PROBLEMS TO WORK ON
**a)** According to the letter of findings on 2013 individual income tax, which statutes require that the document be published in the Indiana Register?
**b)** Please carry on the letter of findings on 2013 individual income tax from the point where it stops.

EXCERPT TO READ
══════════════════════════════
20160928-IR-045160398NRA Letter of Findings: 01-20160102R Individual Income Tax For the Year 2013  

  • DEPARTMENT OF STATE REVENUE
    01-20160102R.LOF

    Letter of Findings: 01-20160102R
    Individual Income Tax
    For the Year 2013


    NOTICE: IC § 6-8.1-3-3.5 and IC § 4-22-7-7 require the publication of this document in the Indiana Register. This document provides the general public with information about the Department's official position concerning a specific set of facts and issues. This document is effective on its date of publication and remains in effect until the date it is superseded or deleted by the publication of another document in the Indiana Register. The "Holding" section of this document is provided for the convenience of the reader and is not part of the analysis contained in this Letter of Findings.
══════════════════════════════
GIVEN MATERIAL
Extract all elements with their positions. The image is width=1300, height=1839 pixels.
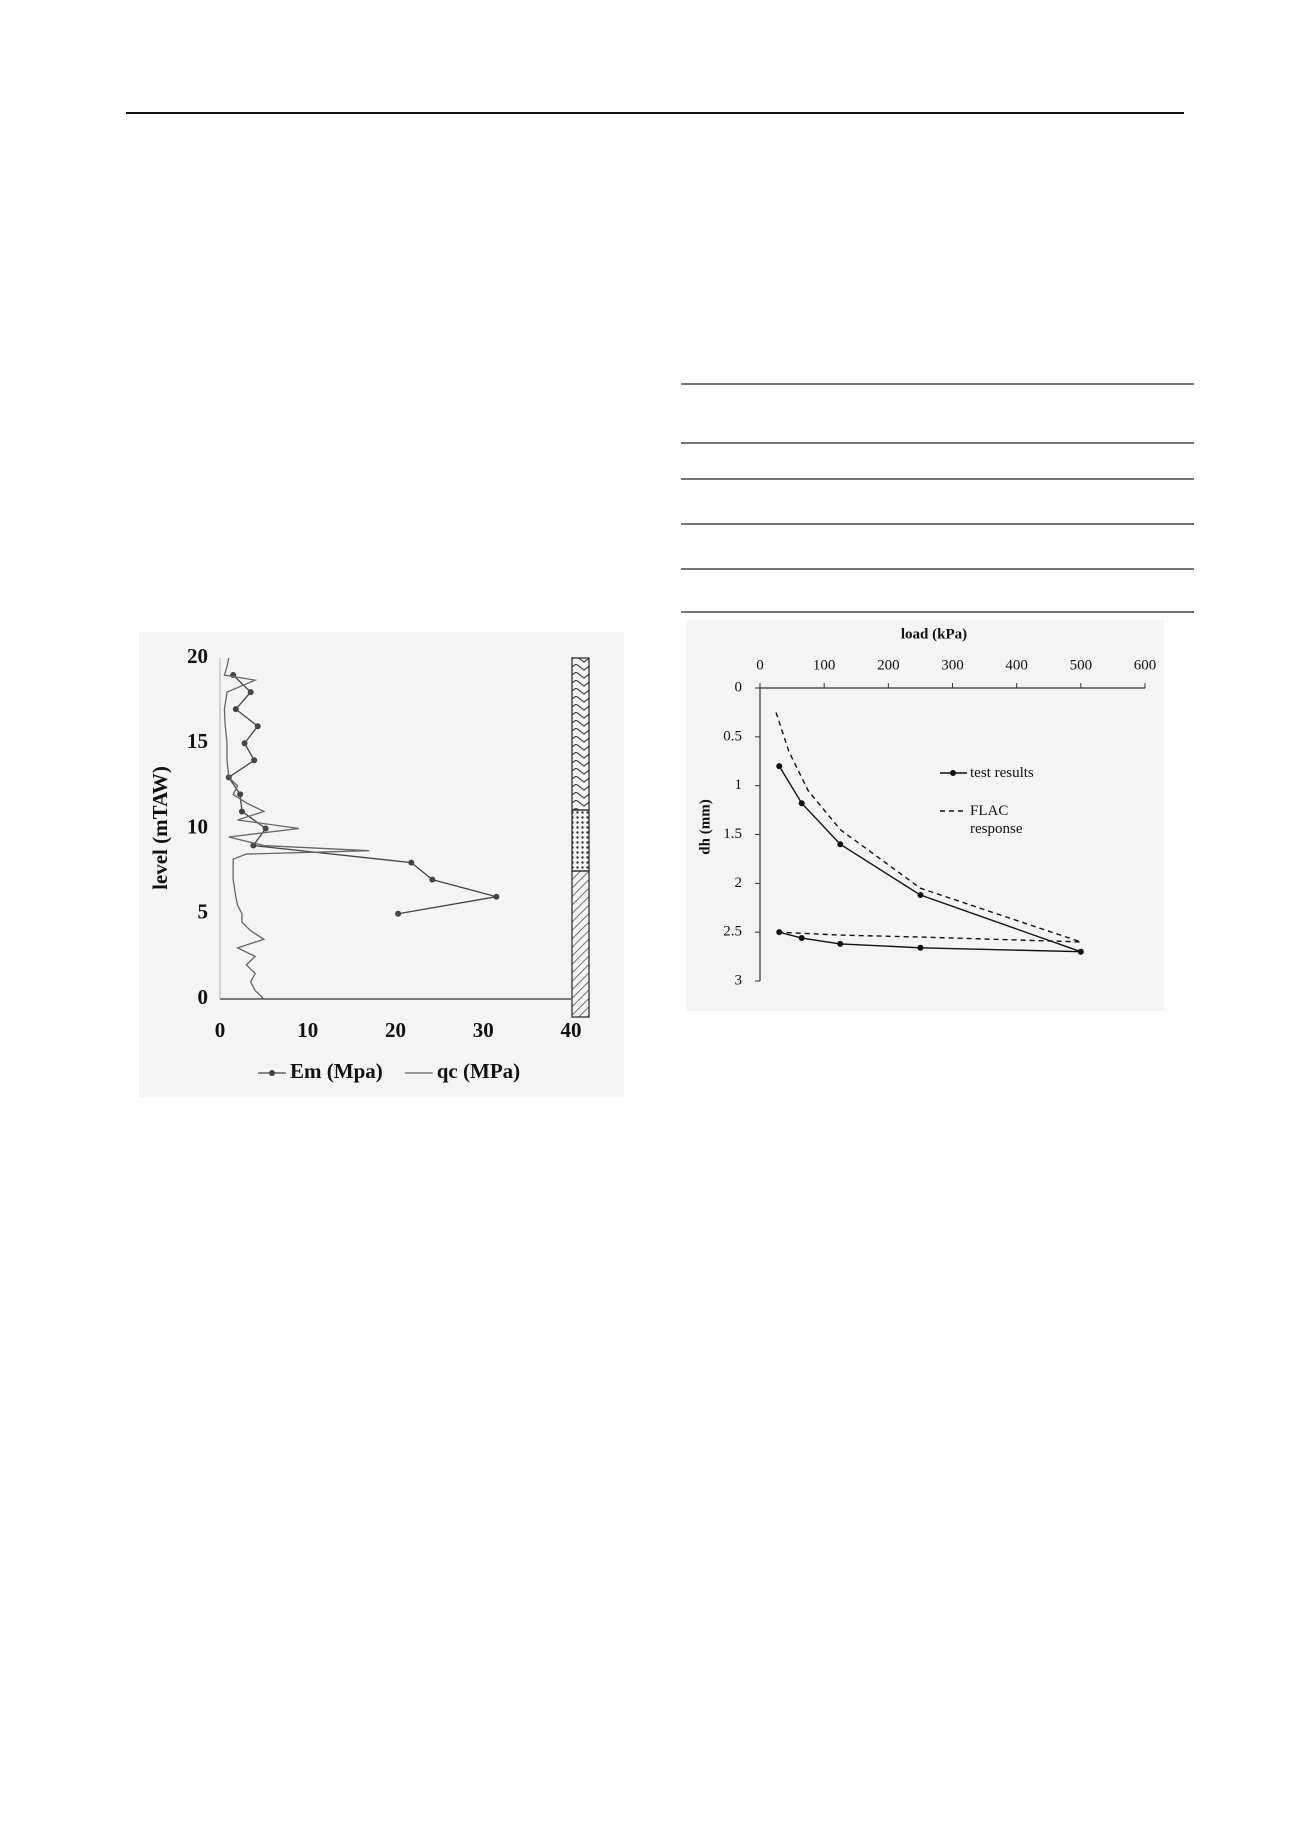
══════════════════════════════
EXERCISE RESPONSES
**a)** IC § 6-8.1-3-3.5 and IC § 4-22-7-7

**b)**
    HOLDING

    Former Corporate Officer was subject to Indiana's individual income tax on money received in return for providing consulting services to that Indiana company.

    ISSUE

    I. Individual Income Tax - Indiana Source Income.

    Authority: IC § 6-3-2-1(a); IC § 6-3-2-2(a)(4); IC § 6-3-2-2(a); IC § 6-8.1-5-1(c); Dept. of State Revenue v. Caterpillar, Inc., 15 N.E.3d 579 (Ind. 2014); Wendt LLP v. Indiana Dep't of State Revenue, 977 N.E.2d 480 (Ind. Tax Ct. 2012); Indiana Dep't of State Revenue v. Rent-A-Center East, Inc., 963 N.E.2d 463 (Ind. 2012); Scopelite v. Indiana Dep't of Local Gov't Fin., 939 N.E.2d 1138 (Ind. Tax Ct. 2010); Lafayette Square Amoco, Inc. v. Indiana Dep't of State Revenue, 867 N.E.2d 289 (Ind. Tax Ct. 2007).

    Taxpayer argues that payment he received from his former business was not subject to Indiana's individual income tax.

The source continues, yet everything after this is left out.